Task prompt
Pull every line of text from the material below and reproduce each one word for word. Leave the pictures out of your answer.

Excerpted data
═══
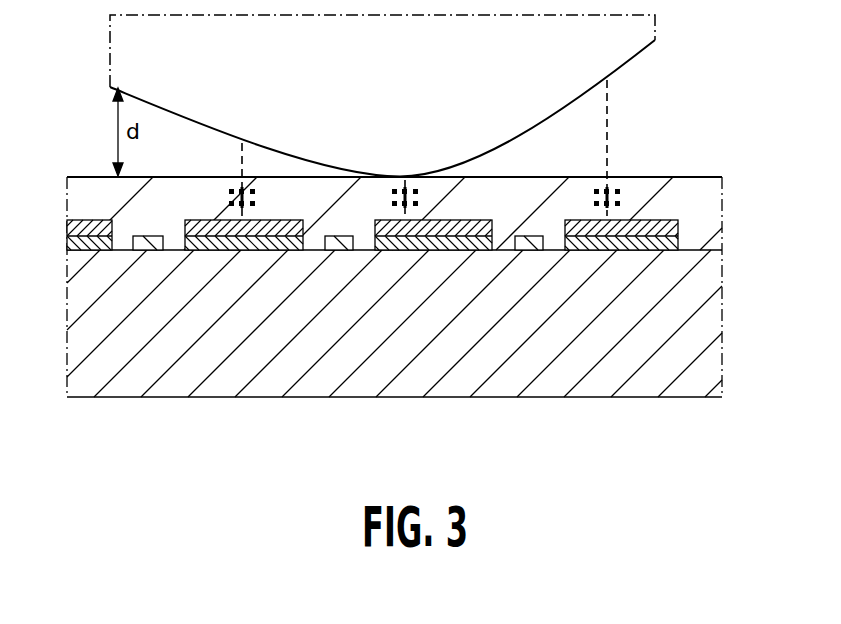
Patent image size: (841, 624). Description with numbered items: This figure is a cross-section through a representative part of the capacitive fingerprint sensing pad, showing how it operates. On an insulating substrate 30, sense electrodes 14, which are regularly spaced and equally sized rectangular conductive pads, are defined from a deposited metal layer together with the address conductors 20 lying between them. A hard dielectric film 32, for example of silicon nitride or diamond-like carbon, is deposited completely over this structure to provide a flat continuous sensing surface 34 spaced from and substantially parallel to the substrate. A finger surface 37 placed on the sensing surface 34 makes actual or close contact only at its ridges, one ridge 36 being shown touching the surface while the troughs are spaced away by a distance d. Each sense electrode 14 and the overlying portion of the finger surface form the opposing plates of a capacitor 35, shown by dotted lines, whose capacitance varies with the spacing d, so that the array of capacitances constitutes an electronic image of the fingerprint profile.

The sense electrode 14 is at (213, 250).
The address conductor 20 is at (148, 250).
The insulating substrate 30 is at (331, 378).
The hard dielectric film 32 is at (86, 190).
The sensing surface 34 is at (673, 182).
The capacitor 35 is at (248, 190).
The ridge 36 is at (562, 107).
The finger surface 37 is at (636, 57).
═══
Correct output
Patent image size: (841, 624). Description with numbered items: This figure is a cross-section through a representative part of the capacitive fingerprint sensing pad, showing how it operates. On an insulating substrate 30, sense electrodes 14, which are regularly spaced and equally sized rectangular conductive pads, are defined from a deposited metal layer together with the address conductors 20 lying between them. A hard dielectric film 32, for example of silicon nitride or diamond-like carbon, is deposited completely over this structure to provide a flat continuous sensing surface 34 spaced from and substantially parallel to the substrate. A finger surface 37 placed on the sensing surface 34 makes actual or close contact only at its ridges, one ridge 36 being shown touching the surface while the troughs are spaced away by a distance d. Each sense electrode 14 and the overlying portion of the finger surface form the opposing plates of a capacitor 35, shown by dotted lines, whose capacitance varies with the spacing d, so that the array of capacitances constitutes an electronic image of the fingerprint profile.

The sense electrode 14 is at (213, 250).
The address conductor 20 is at (148, 250).
The insulating substrate 30 is at (331, 378).
The hard dielectric film 32 is at (86, 190).
The sensing surface 34 is at (673, 182).
The capacitor 35 is at (248, 190).
The ridge 36 is at (562, 107).
The finger surface 37 is at (636, 57).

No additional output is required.